-------- SOURCE DATA

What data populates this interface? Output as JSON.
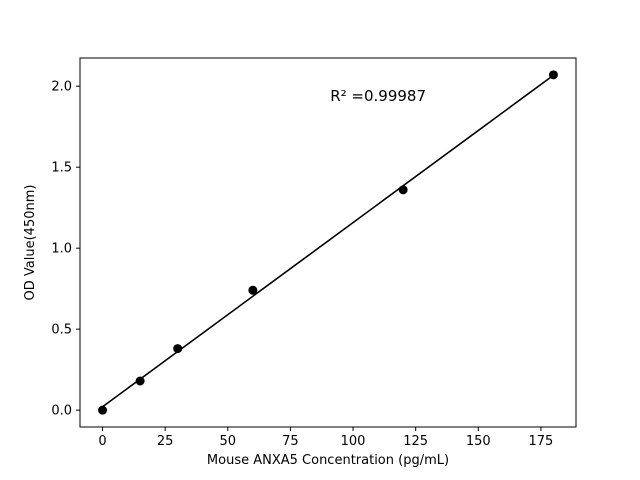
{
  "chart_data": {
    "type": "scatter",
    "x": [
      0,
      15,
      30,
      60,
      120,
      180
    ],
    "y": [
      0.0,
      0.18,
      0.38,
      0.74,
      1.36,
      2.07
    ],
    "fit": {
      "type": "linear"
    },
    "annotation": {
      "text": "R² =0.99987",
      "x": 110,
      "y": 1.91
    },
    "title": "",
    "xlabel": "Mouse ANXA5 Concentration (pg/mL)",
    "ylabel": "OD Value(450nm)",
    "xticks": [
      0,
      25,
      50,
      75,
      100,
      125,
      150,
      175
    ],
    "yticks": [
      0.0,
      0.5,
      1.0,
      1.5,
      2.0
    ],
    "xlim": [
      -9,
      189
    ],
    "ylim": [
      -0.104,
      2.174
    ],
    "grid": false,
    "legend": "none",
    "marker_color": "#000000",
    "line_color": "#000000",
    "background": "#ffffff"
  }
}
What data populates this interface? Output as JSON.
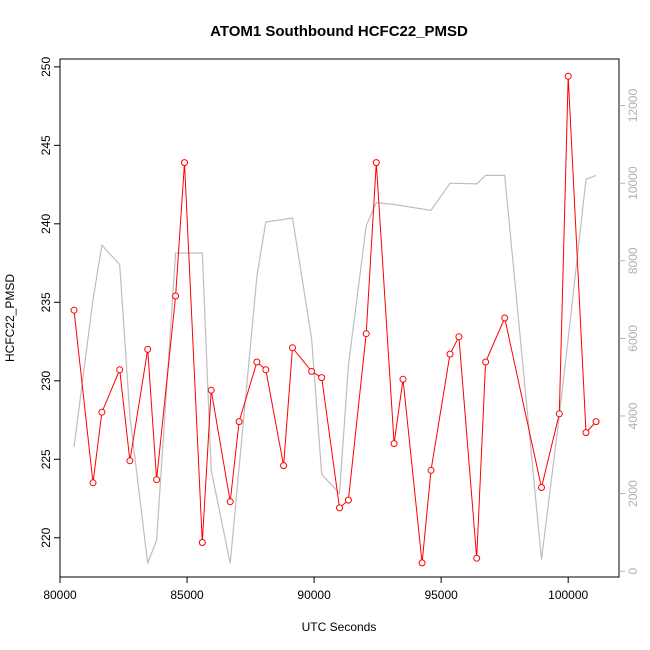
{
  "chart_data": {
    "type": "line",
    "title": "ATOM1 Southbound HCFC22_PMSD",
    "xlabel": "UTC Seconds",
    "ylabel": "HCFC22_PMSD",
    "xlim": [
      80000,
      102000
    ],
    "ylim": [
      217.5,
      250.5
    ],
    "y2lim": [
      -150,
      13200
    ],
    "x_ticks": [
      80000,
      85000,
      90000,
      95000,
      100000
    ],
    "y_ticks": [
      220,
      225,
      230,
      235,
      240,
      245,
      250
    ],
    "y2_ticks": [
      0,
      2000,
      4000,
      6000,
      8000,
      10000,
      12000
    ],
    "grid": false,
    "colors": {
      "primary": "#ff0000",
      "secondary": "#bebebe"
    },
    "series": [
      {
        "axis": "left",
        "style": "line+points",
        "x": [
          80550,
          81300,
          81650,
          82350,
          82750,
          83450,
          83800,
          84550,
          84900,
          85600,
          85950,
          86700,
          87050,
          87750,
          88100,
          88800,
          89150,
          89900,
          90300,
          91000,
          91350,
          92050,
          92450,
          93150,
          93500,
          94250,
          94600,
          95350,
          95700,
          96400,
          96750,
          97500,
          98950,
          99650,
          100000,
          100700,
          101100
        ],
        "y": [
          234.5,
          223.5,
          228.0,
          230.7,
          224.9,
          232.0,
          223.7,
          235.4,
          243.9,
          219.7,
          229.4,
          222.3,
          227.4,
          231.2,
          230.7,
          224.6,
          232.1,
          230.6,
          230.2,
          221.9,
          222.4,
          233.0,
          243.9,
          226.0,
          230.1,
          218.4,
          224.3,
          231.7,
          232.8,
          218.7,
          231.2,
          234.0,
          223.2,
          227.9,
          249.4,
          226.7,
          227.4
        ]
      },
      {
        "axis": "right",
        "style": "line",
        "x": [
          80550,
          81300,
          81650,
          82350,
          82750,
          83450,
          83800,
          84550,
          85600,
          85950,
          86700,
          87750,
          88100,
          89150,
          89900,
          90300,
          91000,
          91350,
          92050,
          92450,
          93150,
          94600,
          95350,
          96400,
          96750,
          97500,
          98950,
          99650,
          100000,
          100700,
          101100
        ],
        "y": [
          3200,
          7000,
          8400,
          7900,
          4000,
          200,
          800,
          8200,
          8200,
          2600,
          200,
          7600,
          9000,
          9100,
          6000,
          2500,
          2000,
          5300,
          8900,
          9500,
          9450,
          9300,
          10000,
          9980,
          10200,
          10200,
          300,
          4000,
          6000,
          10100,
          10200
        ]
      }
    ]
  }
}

----------------

=== EXERCISE DETAILS ===
Without the pictures, write out every entry precisely as it appears.

=== CORRECT ANSWER ===
What data populates this interface? Output as JSON.
{
  "chart_data": {
    "type": "scatter",
    "x": [
      0,
      15,
      30,
      60,
      120,
      180
    ],
    "y": [
      0.0,
      0.18,
      0.38,
      0.74,
      1.36,
      2.07
    ],
    "fit": {
      "type": "linear"
    },
    "annotation": {
      "text": "R² =0.99987",
      "x": 110,
      "y": 1.91
    },
    "title": "",
    "xlabel": "Mouse ANXA5 Concentration (pg/mL)",
    "ylabel": "OD Value(450nm)",
    "xticks": [
      0,
      25,
      50,
      75,
      100,
      125,
      150,
      175
    ],
    "yticks": [
      0.0,
      0.5,
      1.0,
      1.5,
      2.0
    ],
    "xlim": [
      -9,
      189
    ],
    "ylim": [
      -0.104,
      2.174
    ],
    "grid": false,
    "legend": "none",
    "marker_color": "#000000",
    "line_color": "#000000",
    "background": "#ffffff"
  }
}
What data populates this interface? Output as JSON.
{
  "chart_data": {
    "type": "line",
    "title": "ATOM1 Southbound HCFC22_PMSD",
    "xlabel": "UTC Seconds",
    "ylabel": "HCFC22_PMSD",
    "xlim": [
      80000,
      102000
    ],
    "ylim": [
      217.5,
      250.5
    ],
    "y2lim": [
      -150,
      13200
    ],
    "x_ticks": [
      80000,
      85000,
      90000,
      95000,
      100000
    ],
    "y_ticks": [
      220,
      225,
      230,
      235,
      240,
      245,
      250
    ],
    "y2_ticks": [
      0,
      2000,
      4000,
      6000,
      8000,
      10000,
      12000
    ],
    "grid": false,
    "colors": {
      "primary": "#ff0000",
      "secondary": "#bebebe"
    },
    "series": [
      {
        "axis": "left",
        "style": "line+points",
        "x": [
          80550,
          81300,
          81650,
          82350,
          82750,
          83450,
          83800,
          84550,
          84900,
          85600,
          85950,
          86700,
          87050,
          87750,
          88100,
          88800,
          89150,
          89900,
          90300,
          91000,
          91350,
          92050,
          92450,
          93150,
          93500,
          94250,
          94600,
          95350,
          95700,
          96400,
          96750,
          97500,
          98950,
          99650,
          100000,
          100700,
          101100
        ],
        "y": [
          234.5,
          223.5,
          228.0,
          230.7,
          224.9,
          232.0,
          223.7,
          235.4,
          243.9,
          219.7,
          229.4,
          222.3,
          227.4,
          231.2,
          230.7,
          224.6,
          232.1,
          230.6,
          230.2,
          221.9,
          222.4,
          233.0,
          243.9,
          226.0,
          230.1,
          218.4,
          224.3,
          231.7,
          232.8,
          218.7,
          231.2,
          234.0,
          223.2,
          227.9,
          249.4,
          226.7,
          227.4
        ]
      },
      {
        "axis": "right",
        "style": "line",
        "x": [
          80550,
          81300,
          81650,
          82350,
          82750,
          83450,
          83800,
          84550,
          85600,
          85950,
          86700,
          87750,
          88100,
          89150,
          89900,
          90300,
          91000,
          91350,
          92050,
          92450,
          93150,
          94600,
          95350,
          96400,
          96750,
          97500,
          98950,
          99650,
          100000,
          100700,
          101100
        ],
        "y": [
          3200,
          7000,
          8400,
          7900,
          4000,
          200,
          800,
          8200,
          8200,
          2600,
          200,
          7600,
          9000,
          9100,
          6000,
          2500,
          2000,
          5300,
          8900,
          9500,
          9450,
          9300,
          10000,
          9980,
          10200,
          10200,
          300,
          4000,
          6000,
          10100,
          10200
        ]
      }
    ]
  }
}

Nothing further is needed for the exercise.